(Stored items)
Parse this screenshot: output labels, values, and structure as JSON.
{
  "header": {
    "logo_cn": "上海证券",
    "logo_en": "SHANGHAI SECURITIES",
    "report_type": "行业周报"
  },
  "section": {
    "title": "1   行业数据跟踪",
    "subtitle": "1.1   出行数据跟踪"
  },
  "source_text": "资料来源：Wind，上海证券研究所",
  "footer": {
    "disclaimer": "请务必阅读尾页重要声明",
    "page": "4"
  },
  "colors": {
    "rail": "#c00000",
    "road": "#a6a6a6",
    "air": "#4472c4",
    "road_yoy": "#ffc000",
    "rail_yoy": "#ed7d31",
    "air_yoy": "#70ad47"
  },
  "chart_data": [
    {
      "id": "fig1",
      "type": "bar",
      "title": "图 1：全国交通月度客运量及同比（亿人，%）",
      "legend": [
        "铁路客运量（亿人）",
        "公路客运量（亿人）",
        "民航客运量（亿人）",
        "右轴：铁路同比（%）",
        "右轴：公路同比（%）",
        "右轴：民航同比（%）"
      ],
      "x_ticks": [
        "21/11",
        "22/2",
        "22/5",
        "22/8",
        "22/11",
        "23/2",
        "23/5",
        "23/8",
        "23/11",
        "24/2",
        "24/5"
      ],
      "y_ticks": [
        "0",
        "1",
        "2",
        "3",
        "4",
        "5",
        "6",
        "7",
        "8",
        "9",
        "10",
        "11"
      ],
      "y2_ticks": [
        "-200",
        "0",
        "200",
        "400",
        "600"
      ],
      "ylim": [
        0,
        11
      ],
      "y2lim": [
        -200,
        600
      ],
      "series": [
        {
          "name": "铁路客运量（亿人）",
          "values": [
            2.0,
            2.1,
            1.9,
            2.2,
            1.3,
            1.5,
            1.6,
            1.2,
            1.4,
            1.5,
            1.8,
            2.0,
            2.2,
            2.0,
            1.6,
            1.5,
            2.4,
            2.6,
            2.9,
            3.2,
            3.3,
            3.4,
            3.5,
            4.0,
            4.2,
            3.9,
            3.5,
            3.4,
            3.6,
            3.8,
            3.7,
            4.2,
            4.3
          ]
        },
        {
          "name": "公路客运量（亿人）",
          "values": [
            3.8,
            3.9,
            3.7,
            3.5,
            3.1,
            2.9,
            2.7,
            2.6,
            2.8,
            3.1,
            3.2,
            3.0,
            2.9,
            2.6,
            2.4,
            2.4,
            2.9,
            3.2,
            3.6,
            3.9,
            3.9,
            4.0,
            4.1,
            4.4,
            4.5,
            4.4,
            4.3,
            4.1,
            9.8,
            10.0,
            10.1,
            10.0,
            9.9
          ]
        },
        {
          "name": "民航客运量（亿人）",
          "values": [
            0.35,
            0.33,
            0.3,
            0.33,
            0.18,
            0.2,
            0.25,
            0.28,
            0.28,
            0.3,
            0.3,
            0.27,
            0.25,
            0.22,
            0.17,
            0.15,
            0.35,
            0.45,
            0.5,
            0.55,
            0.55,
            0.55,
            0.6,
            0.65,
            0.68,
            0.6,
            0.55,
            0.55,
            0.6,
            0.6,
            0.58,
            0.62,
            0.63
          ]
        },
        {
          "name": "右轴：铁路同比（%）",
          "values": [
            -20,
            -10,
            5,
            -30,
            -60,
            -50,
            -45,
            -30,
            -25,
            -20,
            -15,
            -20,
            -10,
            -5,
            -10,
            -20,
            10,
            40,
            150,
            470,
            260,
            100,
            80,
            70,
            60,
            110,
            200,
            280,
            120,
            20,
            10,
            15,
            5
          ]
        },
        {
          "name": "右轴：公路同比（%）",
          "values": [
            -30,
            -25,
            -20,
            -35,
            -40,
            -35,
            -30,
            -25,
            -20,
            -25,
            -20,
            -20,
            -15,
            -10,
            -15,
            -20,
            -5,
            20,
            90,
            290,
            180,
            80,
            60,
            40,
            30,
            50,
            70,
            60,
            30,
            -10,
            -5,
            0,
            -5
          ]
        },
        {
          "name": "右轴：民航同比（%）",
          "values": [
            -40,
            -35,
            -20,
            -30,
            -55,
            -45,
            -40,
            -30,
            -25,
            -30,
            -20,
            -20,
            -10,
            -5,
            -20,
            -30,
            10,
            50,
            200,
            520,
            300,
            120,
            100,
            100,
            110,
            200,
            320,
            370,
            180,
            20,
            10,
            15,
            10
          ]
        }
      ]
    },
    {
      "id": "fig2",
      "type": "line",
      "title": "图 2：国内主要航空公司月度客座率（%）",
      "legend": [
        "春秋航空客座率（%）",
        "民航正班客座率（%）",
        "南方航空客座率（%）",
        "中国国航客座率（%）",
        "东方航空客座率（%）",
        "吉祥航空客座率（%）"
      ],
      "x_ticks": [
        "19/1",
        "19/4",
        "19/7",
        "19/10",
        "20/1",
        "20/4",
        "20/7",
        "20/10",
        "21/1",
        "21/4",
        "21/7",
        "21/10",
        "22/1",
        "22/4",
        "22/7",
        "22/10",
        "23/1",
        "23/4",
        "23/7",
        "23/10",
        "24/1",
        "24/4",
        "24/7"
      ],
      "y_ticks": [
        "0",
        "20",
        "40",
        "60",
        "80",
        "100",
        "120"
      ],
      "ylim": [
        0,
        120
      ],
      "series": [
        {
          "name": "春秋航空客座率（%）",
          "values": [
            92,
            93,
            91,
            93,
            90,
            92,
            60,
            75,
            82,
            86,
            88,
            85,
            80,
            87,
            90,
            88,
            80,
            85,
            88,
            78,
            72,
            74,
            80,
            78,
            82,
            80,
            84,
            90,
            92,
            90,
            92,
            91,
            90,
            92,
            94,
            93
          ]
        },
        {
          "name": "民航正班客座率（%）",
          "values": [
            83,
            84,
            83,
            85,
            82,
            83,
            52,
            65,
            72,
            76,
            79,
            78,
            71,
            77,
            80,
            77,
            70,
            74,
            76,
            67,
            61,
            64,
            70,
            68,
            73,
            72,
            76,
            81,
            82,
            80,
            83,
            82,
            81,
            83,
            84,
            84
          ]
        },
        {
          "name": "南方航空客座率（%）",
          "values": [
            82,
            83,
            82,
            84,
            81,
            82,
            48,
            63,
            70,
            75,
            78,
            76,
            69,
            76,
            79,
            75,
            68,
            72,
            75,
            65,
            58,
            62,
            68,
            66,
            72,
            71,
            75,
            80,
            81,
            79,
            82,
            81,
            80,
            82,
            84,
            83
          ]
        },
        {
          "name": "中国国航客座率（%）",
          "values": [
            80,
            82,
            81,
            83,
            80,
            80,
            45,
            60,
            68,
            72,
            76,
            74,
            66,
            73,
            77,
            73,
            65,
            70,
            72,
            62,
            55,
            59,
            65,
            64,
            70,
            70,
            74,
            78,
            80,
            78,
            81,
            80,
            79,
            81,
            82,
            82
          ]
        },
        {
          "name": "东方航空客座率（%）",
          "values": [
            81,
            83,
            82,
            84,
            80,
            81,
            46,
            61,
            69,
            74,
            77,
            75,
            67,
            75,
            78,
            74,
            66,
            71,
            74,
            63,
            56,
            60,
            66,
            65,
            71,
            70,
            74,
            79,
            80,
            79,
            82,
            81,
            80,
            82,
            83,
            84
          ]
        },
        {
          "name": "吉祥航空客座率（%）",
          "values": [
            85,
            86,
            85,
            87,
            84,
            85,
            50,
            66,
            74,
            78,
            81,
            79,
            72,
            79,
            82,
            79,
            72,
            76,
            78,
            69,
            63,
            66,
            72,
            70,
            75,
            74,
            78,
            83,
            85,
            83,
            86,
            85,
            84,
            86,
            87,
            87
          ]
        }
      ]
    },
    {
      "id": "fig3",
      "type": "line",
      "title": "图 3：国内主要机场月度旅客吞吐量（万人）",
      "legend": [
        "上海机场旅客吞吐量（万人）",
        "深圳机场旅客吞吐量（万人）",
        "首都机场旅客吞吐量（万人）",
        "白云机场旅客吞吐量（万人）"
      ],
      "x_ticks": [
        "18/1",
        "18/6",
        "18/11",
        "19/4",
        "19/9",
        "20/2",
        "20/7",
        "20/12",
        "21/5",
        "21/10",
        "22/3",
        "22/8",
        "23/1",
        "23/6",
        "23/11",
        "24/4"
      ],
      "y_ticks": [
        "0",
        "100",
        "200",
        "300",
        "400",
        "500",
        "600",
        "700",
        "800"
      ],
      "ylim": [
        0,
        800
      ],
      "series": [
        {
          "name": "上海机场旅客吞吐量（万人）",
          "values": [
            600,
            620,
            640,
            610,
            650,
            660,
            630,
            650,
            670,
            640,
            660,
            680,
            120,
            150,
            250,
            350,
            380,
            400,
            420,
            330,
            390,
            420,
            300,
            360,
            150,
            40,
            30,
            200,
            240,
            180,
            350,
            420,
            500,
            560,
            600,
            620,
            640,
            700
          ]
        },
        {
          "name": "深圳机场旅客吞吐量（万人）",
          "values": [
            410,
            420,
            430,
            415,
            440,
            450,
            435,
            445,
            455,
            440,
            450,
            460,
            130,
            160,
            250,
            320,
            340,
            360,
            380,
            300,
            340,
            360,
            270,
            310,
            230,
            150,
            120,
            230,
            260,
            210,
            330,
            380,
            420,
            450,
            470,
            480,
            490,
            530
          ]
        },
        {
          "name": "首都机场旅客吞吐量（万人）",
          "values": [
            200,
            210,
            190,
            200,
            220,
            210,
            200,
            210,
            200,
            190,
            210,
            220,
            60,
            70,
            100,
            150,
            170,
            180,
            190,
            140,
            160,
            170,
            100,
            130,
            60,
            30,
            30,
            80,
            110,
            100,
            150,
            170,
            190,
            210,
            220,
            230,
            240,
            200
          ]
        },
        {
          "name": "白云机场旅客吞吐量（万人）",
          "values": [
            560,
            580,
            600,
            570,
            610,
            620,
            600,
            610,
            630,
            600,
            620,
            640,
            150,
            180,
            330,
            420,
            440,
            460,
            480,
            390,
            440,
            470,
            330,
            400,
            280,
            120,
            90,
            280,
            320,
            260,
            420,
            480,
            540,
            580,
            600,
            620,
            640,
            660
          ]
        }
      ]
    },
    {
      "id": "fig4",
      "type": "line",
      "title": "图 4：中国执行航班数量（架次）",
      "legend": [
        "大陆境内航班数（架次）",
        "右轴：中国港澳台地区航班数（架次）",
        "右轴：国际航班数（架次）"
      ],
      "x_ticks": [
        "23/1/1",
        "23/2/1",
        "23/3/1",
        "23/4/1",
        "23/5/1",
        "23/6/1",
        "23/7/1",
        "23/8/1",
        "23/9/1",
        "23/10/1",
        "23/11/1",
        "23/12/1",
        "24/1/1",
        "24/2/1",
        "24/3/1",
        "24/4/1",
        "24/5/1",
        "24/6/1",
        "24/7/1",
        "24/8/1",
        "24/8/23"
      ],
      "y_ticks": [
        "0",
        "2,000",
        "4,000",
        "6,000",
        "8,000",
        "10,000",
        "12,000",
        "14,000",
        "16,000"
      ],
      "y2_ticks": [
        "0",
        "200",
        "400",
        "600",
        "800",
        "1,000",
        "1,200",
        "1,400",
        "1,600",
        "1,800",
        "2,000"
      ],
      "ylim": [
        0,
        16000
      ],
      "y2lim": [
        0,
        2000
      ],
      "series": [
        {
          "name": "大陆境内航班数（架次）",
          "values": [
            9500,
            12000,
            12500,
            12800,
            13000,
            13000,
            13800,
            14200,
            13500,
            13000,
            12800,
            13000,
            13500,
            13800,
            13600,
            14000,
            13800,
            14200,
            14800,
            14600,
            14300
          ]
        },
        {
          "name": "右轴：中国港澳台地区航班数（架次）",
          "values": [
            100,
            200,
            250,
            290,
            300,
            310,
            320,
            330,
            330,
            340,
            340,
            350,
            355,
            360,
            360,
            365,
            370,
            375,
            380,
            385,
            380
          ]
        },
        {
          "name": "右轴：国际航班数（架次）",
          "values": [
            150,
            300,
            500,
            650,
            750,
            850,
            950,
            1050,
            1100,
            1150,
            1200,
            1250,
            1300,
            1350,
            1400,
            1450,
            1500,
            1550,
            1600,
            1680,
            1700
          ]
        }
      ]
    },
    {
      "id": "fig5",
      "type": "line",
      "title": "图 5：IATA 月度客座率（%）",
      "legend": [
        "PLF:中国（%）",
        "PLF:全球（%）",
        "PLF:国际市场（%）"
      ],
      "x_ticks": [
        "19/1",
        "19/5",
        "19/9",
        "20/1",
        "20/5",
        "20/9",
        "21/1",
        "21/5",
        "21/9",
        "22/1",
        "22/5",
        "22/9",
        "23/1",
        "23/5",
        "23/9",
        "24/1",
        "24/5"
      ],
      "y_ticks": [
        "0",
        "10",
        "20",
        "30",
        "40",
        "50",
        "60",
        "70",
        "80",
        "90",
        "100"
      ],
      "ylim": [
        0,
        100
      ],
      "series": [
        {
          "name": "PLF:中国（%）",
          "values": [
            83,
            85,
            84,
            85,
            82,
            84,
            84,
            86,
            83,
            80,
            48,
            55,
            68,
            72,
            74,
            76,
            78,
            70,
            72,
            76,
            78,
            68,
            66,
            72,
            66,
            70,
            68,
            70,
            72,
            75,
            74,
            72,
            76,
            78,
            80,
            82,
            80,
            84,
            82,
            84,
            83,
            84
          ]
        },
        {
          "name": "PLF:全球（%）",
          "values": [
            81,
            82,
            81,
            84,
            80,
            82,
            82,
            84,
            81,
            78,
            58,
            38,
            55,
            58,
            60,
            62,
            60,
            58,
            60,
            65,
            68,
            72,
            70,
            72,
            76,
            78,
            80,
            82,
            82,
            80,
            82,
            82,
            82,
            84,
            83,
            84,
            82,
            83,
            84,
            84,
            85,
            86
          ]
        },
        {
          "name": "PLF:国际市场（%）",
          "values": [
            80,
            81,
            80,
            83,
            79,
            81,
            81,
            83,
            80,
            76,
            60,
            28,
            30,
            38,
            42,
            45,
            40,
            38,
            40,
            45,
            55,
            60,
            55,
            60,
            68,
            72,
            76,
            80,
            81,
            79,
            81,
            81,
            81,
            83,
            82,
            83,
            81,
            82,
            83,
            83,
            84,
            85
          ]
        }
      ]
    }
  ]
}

§ **EXERCISE DESCRIPTION**
Show every line of the records above that contains the word "中国港澳台地区航班数".

§ **FULL SOLUTION**
        "右轴：中国港澳台地区航班数（架次）",
          "name": "右轴：中国港澳台地区航班数（架次）",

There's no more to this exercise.